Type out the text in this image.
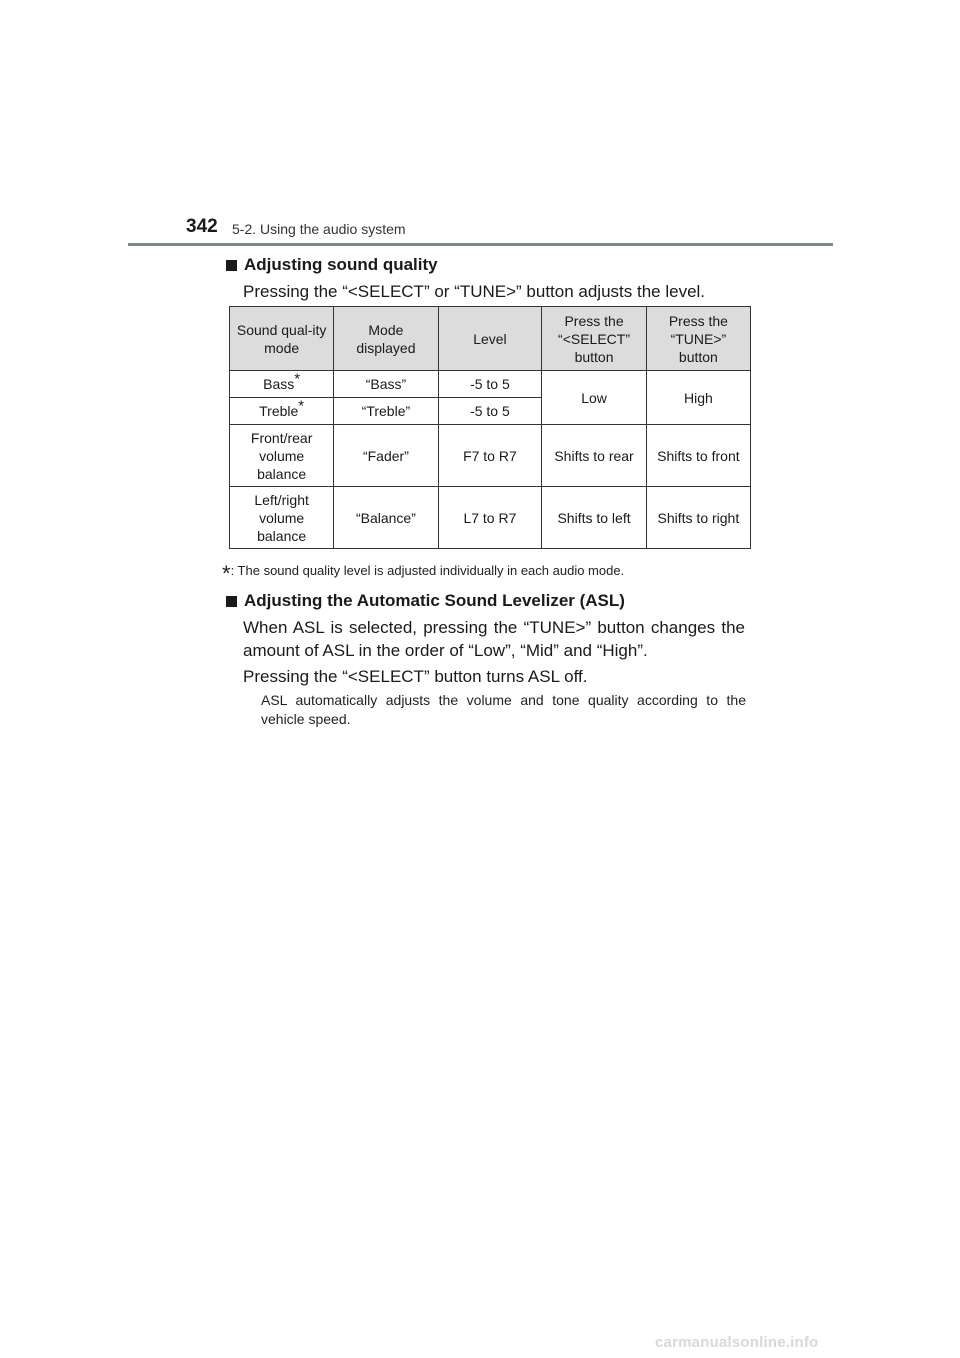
342 5-2. Using the audio system
Adjusting sound quality
Pressing the “<SELECT” or “TUNE>” button adjusts the level.
Sound qual-ity mode	Mode displayed	Level	Press the “<SELECT” button	Press the “TUNE>” button
Bass*	“Bass”	-5 to 5	Low	High
Treble*	“Treble”	-5 to 5		
Front/rear volume balance	“Fader”	F7 to R7	Shifts to rear	Shifts to front
Left/right volume balance	“Balance”	L7 to R7	Shifts to left	Shifts to right
*: The sound quality level is adjusted individually in each audio mode.
Adjusting the Automatic Sound Levelizer (ASL)
When ASL is selected, pressing the “TUNE>” button changes the
amount of ASL in the order of “Low”, “Mid” and “High”.
Pressing the “<SELECT” button turns ASL off.
ASL automatically adjusts the volume and tone quality according to the
vehicle speed.
carmanualsonline.info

GIVEN TASK
Omit the pictures, and quote the material above exactly as given.

FINISHED EXERCISE
Type out the text in this image.
342 5-2. Using the audio system
Adjusting sound quality
Pressing the “<SELECT” or “TUNE>” button adjusts the level.
Sound qual-ity mode	Mode displayed	Level	Press the “<SELECT” button	Press the “TUNE>” button
Bass*	“Bass”	-5 to 5	Low	High
Treble*	“Treble”	-5 to 5		
Front/rear volume balance	“Fader”	F7 to R7	Shifts to rear	Shifts to front
Left/right volume balance	“Balance”	L7 to R7	Shifts to left	Shifts to right
*: The sound quality level is adjusted individually in each audio mode.
Adjusting the Automatic Sound Levelizer (ASL)
When ASL is selected, pressing the “TUNE>” button changes the
amount of ASL in the order of “Low”, “Mid” and “High”.
Pressing the “<SELECT” button turns ASL off.
ASL automatically adjusts the volume and tone quality according to the
vehicle speed.
carmanualsonline.info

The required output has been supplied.